(Annotated element entries)
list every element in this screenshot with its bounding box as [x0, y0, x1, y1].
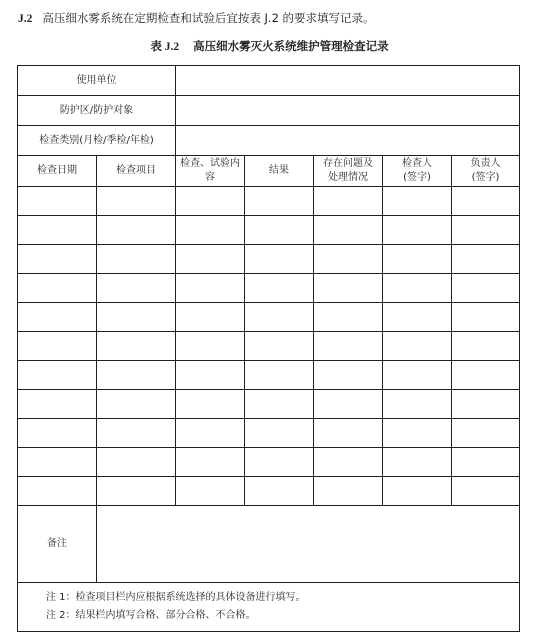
column-header-text: (签字): [471, 172, 500, 183]
record-row: [18, 361, 520, 390]
record-row: [18, 390, 520, 419]
record-cell[interactable]: [18, 274, 97, 303]
record-cell[interactable]: [245, 245, 314, 274]
info-value-field[interactable]: [176, 66, 520, 96]
record-cell[interactable]: [245, 361, 314, 390]
record-cell[interactable]: [245, 303, 314, 332]
record-cell[interactable]: [383, 390, 452, 419]
record-cell[interactable]: [97, 245, 176, 274]
record-cell[interactable]: [314, 274, 383, 303]
record-row: [18, 477, 520, 506]
column-header-text: 负责人: [470, 158, 501, 169]
note-line: 注 1：检查项目栏内应根据系统选择的具体设备进行填写。: [46, 592, 306, 603]
record-cell[interactable]: [383, 332, 452, 361]
record-cell[interactable]: [176, 274, 245, 303]
record-cell[interactable]: [18, 187, 97, 216]
record-cell[interactable]: [245, 216, 314, 245]
record-cell[interactable]: [245, 274, 314, 303]
record-cell[interactable]: [452, 332, 520, 361]
info-row: [18, 96, 520, 126]
record-cell[interactable]: [18, 303, 97, 332]
section-text: 高压细水雾系统在定期检查和试验后宜按表 J.2 的要求填写记录。: [42, 11, 375, 25]
record-cell[interactable]: [18, 332, 97, 361]
column-header-text: 检查日期: [37, 165, 77, 176]
record-cell[interactable]: [314, 303, 383, 332]
record-cell[interactable]: [452, 419, 520, 448]
column-header-text: 存在问题及: [323, 158, 373, 169]
column-header-text: 检查、试验内容: [180, 158, 240, 183]
record-cell[interactable]: [452, 216, 520, 245]
remark-field[interactable]: [97, 506, 520, 583]
section-heading: [18, 10, 375, 27]
record-cell[interactable]: [245, 419, 314, 448]
record-cell[interactable]: [383, 448, 452, 477]
record-cell[interactable]: [383, 477, 452, 506]
record-row: [18, 216, 520, 245]
record-cell[interactable]: [245, 332, 314, 361]
record-cell[interactable]: [452, 274, 520, 303]
column-header: [314, 156, 383, 187]
record-cell[interactable]: [97, 419, 176, 448]
notes-cell: [18, 583, 520, 632]
info-label: 防护区/防护对象: [18, 96, 176, 126]
record-cell[interactable]: [452, 245, 520, 274]
record-cell[interactable]: [176, 361, 245, 390]
record-cell[interactable]: [452, 361, 520, 390]
column-header: [383, 156, 452, 187]
record-cell[interactable]: [383, 187, 452, 216]
record-cell[interactable]: [314, 361, 383, 390]
record-cell[interactable]: [245, 187, 314, 216]
record-row: [18, 448, 520, 477]
record-cell[interactable]: [452, 477, 520, 506]
info-row: [18, 66, 520, 96]
record-cell[interactable]: [18, 216, 97, 245]
column-header-text: (签字): [403, 172, 431, 183]
record-row: [18, 419, 520, 448]
record-cell[interactable]: [383, 419, 452, 448]
record-cell[interactable]: [97, 390, 176, 419]
record-cell[interactable]: [314, 332, 383, 361]
record-cell[interactable]: [245, 390, 314, 419]
remark-row: [18, 506, 520, 583]
record-cell[interactable]: [452, 390, 520, 419]
table-caption: [0, 38, 539, 55]
column-header-text: 处理情况: [328, 172, 368, 183]
record-cell[interactable]: [245, 477, 314, 506]
record-cell[interactable]: [383, 303, 452, 332]
record-cell[interactable]: [176, 419, 245, 448]
record-cell[interactable]: [97, 477, 176, 506]
record-cell[interactable]: [452, 303, 520, 332]
record-cell[interactable]: [383, 216, 452, 245]
record-cell[interactable]: [452, 187, 520, 216]
column-header: [245, 156, 314, 187]
column-header: [18, 156, 97, 187]
section-number: J.2: [18, 13, 33, 25]
record-cell[interactable]: [314, 390, 383, 419]
note-line: 注 2：结果栏内填写合格、部分合格、不合格。: [46, 610, 256, 621]
table-title: 高压细水雾灭火系统维护管理检查记录: [193, 39, 389, 53]
header-row: [18, 156, 520, 187]
record-cell[interactable]: [18, 361, 97, 390]
info-row: [18, 126, 520, 156]
record-cell[interactable]: [97, 216, 176, 245]
record-cell[interactable]: [314, 187, 383, 216]
notes-row: [18, 583, 520, 632]
record-cell[interactable]: [97, 361, 176, 390]
table-number: 表 J.2: [150, 41, 180, 53]
record-row: [18, 274, 520, 303]
record-cell[interactable]: [452, 448, 520, 477]
record-cell[interactable]: [18, 419, 97, 448]
column-header: [452, 156, 520, 187]
record-cell[interactable]: [176, 390, 245, 419]
table-body: [18, 66, 520, 632]
info-label: 使用单位: [18, 66, 176, 96]
record-cell[interactable]: [176, 216, 245, 245]
maintenance-record-table: [17, 65, 520, 632]
column-header-text: 检查项目: [116, 165, 156, 176]
info-label: 检查类别(月检/季检/年检): [18, 126, 176, 156]
record-cell[interactable]: [18, 390, 97, 419]
record-cell[interactable]: [97, 303, 176, 332]
remark-label: 备注: [18, 506, 97, 583]
record-cell[interactable]: [383, 274, 452, 303]
record-row: [18, 245, 520, 274]
column-header-text: 检查人: [402, 158, 432, 169]
record-cell[interactable]: [97, 332, 176, 361]
record-cell[interactable]: [176, 245, 245, 274]
record-cell[interactable]: [245, 448, 314, 477]
record-cell[interactable]: [97, 187, 176, 216]
record-row: [18, 303, 520, 332]
column-header: [176, 156, 245, 187]
record-cell[interactable]: [97, 274, 176, 303]
record-cell[interactable]: [383, 361, 452, 390]
record-cell[interactable]: [314, 448, 383, 477]
record-cell[interactable]: [176, 448, 245, 477]
record-cell[interactable]: [176, 332, 245, 361]
info-value-field[interactable]: [176, 126, 520, 156]
record-cell[interactable]: [97, 448, 176, 477]
record-row: [18, 332, 520, 361]
record-cell[interactable]: [314, 419, 383, 448]
record-cell[interactable]: [314, 477, 383, 506]
record-cell[interactable]: [314, 245, 383, 274]
record-cell[interactable]: [176, 477, 245, 506]
record-cell[interactable]: [383, 245, 452, 274]
record-cell[interactable]: [18, 477, 97, 506]
info-value-field[interactable]: [176, 96, 520, 126]
column-header-text: 结果: [269, 165, 289, 176]
record-cell[interactable]: [18, 448, 97, 477]
record-cell[interactable]: [176, 187, 245, 216]
column-header: [97, 156, 176, 187]
record-row: [18, 187, 520, 216]
record-cell[interactable]: [314, 216, 383, 245]
record-cell[interactable]: [18, 245, 97, 274]
record-cell[interactable]: [176, 303, 245, 332]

* _WHAT THIS TASK INVOLVES_: Output as a numbered list the lines from the line with "column-header-text: (签字): [471, 172, 500, 183]" up to and including the line with "column-header-text: 检查日期: [37, 165, 77, 176]", omitting any blank lines.

* _SOLUTION FOR THIS PROBLEM_:
1. column-header-text: (签字): [471, 172, 500, 183]
2. record-row: [18, 361, 520, 390]
3. record-row: [18, 390, 520, 419]
4. record-cell[interactable]: [18, 274, 97, 303]
5. record-cell[interactable]: [245, 245, 314, 274]
6. info-value-field[interactable]: [176, 66, 520, 96]
7. record-cell[interactable]: [245, 361, 314, 390]
8. record-cell[interactable]: [245, 303, 314, 332]
9. record-cell[interactable]: [383, 390, 452, 419]
10. record-cell[interactable]: [97, 245, 176, 274]
11. record-cell[interactable]: [314, 274, 383, 303]
12. record-row: [18, 477, 520, 506]
13. column-header-text: 负责人: [470, 158, 501, 169]
14. note-line: 注 1：检查项目栏内应根据系统选择的具体设备进行填写。: [46, 592, 306, 603]
15. record-cell[interactable]: [383, 332, 452, 361]
16. record-cell[interactable]: [176, 274, 245, 303]
17. record-cell[interactable]: [18, 187, 97, 216]
18. record-cell[interactable]: [245, 216, 314, 245]
19. record-cell[interactable]: [245, 274, 314, 303]
20. record-cell[interactable]: [452, 332, 520, 361]
21. info-row: [18, 96, 520, 126]
22. record-cell[interactable]: [18, 303, 97, 332]
23. section-text: 高压细水雾系统在定期检查和试验后宜按表 J.2 的要求填写记录。: [42, 11, 375, 25]
24. record-cell[interactable]: [18, 332, 97, 361]
25. column-header-text: 检查日期: [37, 165, 77, 176]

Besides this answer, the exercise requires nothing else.